--- Start of Material for this exercise ---

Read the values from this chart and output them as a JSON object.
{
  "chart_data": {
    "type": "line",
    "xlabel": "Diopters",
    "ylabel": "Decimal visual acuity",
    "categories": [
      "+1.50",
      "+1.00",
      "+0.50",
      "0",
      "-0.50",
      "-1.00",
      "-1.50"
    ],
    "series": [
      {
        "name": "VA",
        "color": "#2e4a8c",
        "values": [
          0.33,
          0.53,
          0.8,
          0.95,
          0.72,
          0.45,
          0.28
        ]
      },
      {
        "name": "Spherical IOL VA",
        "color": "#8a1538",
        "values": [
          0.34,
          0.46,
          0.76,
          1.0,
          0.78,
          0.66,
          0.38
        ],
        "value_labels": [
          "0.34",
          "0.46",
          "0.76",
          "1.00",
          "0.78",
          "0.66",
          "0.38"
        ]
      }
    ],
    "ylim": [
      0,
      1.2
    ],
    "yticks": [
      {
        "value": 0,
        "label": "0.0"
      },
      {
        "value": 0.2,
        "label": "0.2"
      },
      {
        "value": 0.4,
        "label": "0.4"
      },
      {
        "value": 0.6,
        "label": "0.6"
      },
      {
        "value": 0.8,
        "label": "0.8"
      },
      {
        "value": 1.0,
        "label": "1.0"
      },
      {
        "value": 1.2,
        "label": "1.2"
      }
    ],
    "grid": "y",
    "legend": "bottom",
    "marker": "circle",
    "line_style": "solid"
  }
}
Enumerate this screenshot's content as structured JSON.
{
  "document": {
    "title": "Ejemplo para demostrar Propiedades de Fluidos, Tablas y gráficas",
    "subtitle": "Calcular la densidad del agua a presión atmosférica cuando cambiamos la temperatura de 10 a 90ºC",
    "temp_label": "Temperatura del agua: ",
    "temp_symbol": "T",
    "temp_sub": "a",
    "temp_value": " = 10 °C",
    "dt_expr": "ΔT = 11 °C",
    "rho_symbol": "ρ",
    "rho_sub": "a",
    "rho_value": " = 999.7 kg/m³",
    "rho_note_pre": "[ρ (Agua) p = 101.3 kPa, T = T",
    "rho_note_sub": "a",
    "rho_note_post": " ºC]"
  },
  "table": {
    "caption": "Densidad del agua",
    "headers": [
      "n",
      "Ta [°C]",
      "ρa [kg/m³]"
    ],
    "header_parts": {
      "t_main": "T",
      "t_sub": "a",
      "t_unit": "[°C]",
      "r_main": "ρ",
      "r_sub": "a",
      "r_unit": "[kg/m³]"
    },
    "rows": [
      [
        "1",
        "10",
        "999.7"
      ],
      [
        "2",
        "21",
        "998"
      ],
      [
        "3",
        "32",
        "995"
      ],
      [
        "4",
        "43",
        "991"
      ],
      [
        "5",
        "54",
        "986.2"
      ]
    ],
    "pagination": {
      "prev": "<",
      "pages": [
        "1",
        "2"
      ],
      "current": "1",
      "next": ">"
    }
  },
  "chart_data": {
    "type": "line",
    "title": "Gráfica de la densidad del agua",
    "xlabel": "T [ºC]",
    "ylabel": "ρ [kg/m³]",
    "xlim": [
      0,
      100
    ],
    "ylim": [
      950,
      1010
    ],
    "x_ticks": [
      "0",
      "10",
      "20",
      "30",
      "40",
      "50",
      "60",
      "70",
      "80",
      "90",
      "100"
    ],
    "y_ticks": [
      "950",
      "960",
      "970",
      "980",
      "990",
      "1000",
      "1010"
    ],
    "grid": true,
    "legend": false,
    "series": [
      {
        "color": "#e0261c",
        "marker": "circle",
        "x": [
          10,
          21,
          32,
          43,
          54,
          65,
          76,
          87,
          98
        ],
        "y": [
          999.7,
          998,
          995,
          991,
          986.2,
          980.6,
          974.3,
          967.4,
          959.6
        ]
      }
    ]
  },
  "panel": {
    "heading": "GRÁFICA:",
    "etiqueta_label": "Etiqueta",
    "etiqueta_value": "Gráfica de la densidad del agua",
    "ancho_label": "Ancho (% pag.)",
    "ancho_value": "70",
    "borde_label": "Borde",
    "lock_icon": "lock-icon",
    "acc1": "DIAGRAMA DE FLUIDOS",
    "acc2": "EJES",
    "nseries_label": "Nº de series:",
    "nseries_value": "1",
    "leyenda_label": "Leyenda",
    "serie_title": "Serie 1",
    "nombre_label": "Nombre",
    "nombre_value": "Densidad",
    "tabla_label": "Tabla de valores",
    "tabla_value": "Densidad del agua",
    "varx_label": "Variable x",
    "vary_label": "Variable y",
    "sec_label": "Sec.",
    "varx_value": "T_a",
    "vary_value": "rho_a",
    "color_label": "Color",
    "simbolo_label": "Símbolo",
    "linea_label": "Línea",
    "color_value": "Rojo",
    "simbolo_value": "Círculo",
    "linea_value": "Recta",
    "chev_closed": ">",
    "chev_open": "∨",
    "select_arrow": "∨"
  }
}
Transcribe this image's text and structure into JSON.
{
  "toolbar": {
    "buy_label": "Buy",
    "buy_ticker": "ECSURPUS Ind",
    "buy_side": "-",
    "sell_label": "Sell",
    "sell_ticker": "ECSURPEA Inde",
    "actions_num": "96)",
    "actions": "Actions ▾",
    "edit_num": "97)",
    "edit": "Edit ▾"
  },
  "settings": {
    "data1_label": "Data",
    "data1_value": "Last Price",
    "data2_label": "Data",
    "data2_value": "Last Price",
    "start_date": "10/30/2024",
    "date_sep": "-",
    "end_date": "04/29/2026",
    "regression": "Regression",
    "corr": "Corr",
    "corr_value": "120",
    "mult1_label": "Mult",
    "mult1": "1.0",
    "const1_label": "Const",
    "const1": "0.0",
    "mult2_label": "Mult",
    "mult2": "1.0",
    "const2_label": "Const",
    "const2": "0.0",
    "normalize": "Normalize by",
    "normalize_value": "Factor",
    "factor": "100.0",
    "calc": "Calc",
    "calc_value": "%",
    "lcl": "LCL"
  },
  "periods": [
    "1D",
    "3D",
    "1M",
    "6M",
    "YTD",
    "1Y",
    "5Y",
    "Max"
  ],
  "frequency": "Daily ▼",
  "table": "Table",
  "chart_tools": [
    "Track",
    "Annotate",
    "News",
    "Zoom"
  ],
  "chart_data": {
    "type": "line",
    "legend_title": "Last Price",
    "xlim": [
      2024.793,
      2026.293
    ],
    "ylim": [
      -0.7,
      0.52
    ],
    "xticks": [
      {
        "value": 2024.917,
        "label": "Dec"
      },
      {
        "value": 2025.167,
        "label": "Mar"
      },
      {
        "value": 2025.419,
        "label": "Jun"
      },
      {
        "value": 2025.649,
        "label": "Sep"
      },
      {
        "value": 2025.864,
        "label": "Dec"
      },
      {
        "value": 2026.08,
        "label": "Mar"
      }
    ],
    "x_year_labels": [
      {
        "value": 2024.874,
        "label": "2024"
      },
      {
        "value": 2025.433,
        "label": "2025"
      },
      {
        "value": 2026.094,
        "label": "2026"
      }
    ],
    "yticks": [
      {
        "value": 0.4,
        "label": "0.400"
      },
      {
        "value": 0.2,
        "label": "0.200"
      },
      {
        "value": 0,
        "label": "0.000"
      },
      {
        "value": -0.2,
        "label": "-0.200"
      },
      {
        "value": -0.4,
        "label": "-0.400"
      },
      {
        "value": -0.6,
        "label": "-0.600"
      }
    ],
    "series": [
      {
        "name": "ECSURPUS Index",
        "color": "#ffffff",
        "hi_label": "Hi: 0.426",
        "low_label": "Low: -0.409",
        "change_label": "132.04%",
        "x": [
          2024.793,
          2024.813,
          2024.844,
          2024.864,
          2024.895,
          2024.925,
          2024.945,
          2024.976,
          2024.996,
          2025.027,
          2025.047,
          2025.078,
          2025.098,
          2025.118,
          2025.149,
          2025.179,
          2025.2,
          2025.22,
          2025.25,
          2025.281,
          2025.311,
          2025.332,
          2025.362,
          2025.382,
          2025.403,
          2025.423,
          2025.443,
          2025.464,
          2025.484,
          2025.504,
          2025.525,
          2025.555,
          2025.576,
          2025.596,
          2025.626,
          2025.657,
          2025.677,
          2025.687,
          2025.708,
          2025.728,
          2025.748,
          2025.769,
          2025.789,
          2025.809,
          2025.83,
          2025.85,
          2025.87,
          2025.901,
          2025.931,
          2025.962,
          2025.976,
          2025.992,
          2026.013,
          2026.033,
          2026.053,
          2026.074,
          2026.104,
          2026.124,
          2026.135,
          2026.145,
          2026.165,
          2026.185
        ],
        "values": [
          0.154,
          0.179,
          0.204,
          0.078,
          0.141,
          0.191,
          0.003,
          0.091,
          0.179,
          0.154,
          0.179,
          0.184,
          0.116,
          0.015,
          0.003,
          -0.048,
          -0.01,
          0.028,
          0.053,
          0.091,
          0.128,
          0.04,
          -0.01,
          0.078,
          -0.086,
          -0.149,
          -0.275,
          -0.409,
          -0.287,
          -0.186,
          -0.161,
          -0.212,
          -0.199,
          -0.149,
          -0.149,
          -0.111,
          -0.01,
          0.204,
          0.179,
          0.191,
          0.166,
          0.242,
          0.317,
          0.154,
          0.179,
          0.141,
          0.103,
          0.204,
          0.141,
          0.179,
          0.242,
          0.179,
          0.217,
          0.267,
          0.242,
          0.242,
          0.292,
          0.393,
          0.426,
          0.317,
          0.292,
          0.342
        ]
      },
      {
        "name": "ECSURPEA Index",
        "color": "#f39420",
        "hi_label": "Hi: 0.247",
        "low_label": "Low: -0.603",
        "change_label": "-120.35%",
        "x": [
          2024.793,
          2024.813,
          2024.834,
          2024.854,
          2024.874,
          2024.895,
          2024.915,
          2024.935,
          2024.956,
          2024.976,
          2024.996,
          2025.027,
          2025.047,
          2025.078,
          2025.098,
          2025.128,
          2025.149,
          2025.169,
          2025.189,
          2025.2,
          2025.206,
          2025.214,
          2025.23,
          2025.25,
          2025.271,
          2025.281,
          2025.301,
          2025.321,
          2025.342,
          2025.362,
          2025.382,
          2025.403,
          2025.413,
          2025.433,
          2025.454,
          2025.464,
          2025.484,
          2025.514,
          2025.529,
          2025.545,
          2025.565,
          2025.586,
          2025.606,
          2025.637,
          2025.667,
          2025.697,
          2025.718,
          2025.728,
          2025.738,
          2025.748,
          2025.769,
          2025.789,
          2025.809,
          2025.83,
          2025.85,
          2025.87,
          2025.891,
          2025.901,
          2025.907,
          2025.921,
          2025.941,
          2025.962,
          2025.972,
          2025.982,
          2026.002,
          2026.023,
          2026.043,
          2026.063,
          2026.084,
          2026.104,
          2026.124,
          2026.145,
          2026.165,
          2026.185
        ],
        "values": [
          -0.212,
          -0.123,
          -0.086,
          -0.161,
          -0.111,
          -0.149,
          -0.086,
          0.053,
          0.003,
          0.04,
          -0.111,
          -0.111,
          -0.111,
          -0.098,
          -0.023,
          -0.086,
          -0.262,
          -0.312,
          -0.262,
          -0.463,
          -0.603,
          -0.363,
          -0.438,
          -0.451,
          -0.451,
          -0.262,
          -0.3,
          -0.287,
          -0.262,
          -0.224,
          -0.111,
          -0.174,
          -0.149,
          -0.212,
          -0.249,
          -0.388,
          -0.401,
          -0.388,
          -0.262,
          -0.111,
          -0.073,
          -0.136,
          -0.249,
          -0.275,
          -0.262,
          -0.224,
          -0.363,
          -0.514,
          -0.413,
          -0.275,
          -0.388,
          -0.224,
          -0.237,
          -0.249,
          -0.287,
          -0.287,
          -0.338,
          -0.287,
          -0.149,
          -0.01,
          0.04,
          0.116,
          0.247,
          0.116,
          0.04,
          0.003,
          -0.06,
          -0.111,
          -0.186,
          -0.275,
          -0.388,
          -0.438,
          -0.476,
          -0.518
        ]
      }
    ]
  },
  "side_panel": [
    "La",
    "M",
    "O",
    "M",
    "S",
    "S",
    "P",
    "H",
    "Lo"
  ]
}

--- End of Material for this exercise ---

## Request
Using the data above, copy each line that contains "Last".

## Task answer
    "data1_value": "Last Price",
    "data2_value": "Last Price",
    "legend_title": "Last Price",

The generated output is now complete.